### EXCERPTED RECORDS
::::::::::

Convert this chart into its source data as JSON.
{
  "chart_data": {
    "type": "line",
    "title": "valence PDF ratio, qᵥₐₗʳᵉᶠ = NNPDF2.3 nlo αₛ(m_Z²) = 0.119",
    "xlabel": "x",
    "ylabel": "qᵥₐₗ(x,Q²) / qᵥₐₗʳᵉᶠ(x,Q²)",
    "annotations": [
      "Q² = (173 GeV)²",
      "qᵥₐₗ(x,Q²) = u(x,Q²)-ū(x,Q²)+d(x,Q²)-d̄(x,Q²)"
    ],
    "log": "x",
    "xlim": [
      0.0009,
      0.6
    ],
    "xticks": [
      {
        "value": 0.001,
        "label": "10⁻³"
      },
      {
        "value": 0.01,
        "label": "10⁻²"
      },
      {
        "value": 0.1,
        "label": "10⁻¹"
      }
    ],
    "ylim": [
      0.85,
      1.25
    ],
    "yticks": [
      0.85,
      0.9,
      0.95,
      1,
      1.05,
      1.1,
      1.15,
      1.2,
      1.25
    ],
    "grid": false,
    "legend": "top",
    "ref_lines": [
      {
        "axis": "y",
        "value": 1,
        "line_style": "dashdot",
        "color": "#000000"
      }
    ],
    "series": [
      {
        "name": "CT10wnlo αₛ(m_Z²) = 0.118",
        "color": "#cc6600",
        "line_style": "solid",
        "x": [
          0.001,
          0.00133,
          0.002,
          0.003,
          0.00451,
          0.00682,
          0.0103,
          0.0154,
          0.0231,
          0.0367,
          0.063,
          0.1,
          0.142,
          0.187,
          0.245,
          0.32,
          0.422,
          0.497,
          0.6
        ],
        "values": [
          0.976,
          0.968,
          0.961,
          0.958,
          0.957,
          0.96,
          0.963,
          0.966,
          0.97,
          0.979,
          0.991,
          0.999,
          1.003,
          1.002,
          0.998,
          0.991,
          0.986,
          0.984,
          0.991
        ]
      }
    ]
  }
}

::::::::::

### SET EXERCISE
Show all lines above holding "qᵥₐₗʳᵉᶠ".

### WRITTEN RESPONSE
    "title": "valence PDF ratio, qᵥₐₗʳᵉᶠ = NNPDF2.3 nlo αₛ(m_Z²) = 0.119",
    "ylabel": "qᵥₐₗ(x,Q²) / qᵥₐₗʳᵉᶠ(x,Q²)",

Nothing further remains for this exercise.